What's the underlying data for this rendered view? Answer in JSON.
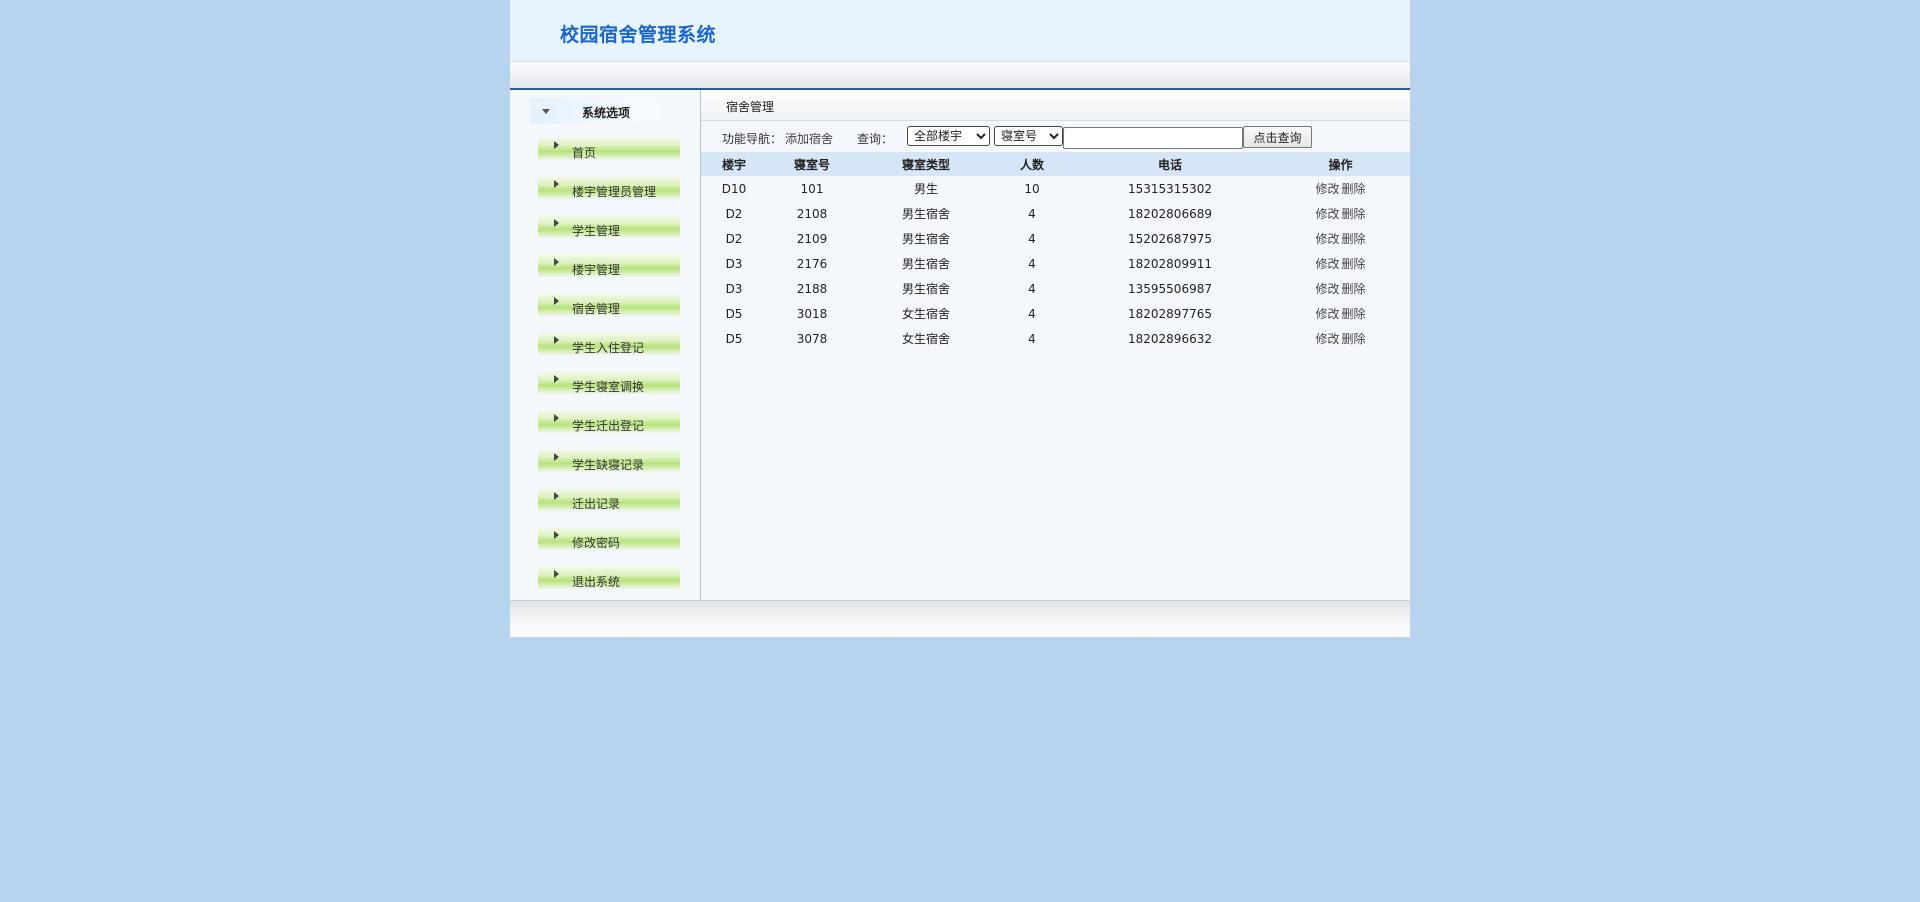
{
  "app": {
    "title": "校园宿舍管理系统"
  },
  "sidebar": {
    "header": "系统选项",
    "items": [
      {
        "label": "首页"
      },
      {
        "label": "楼宇管理员管理"
      },
      {
        "label": "学生管理"
      },
      {
        "label": "楼宇管理"
      },
      {
        "label": "宿舍管理"
      },
      {
        "label": "学生入住登记"
      },
      {
        "label": "学生寝室调换"
      },
      {
        "label": "学生迁出登记"
      },
      {
        "label": "学生缺寝记录"
      },
      {
        "label": "迁出记录"
      },
      {
        "label": "修改密码"
      },
      {
        "label": "退出系统"
      }
    ]
  },
  "content": {
    "title": "宿舍管理",
    "nav": {
      "label": "功能导航：",
      "add_link": "添加宿舍",
      "query_label": "查询：",
      "building_select": "全部楼宇",
      "field_select": "寝室号",
      "keyword_value": "",
      "search_button": "点击查询"
    },
    "table": {
      "columns": [
        "楼宇",
        "寝室号",
        "寝室类型",
        "人数",
        "电话",
        "操作"
      ],
      "edit_label": "修改",
      "delete_label": "删除",
      "rows": [
        {
          "building": "D10",
          "room": "101",
          "type": "男生",
          "count": "10",
          "phone": "15315315302"
        },
        {
          "building": "D2",
          "room": "2108",
          "type": "男生宿舍",
          "count": "4",
          "phone": "18202806689"
        },
        {
          "building": "D2",
          "room": "2109",
          "type": "男生宿舍",
          "count": "4",
          "phone": "15202687975"
        },
        {
          "building": "D3",
          "room": "2176",
          "type": "男生宿舍",
          "count": "4",
          "phone": "18202809911"
        },
        {
          "building": "D3",
          "room": "2188",
          "type": "男生宿舍",
          "count": "4",
          "phone": "13595506987"
        },
        {
          "building": "D5",
          "room": "3018",
          "type": "女生宿舍",
          "count": "4",
          "phone": "18202897765"
        },
        {
          "building": "D5",
          "room": "3078",
          "type": "女生宿舍",
          "count": "4",
          "phone": "18202896632"
        }
      ]
    }
  },
  "colors": {
    "page_background": "#b8d3ee",
    "title_blue": "#1a66c9",
    "menu_green": "#b7e27a",
    "table_header": "#d6e6f6"
  }
}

────

__Task objective__: Among the lines of the data, identify those with the word "room". Copy each of them.

__Exercise response__:
          "room": "101",
          "room": "2108",
          "room": "2109",
          "room": "2176",
          "room": "2188",
          "room": "3018",
          "room": "3078",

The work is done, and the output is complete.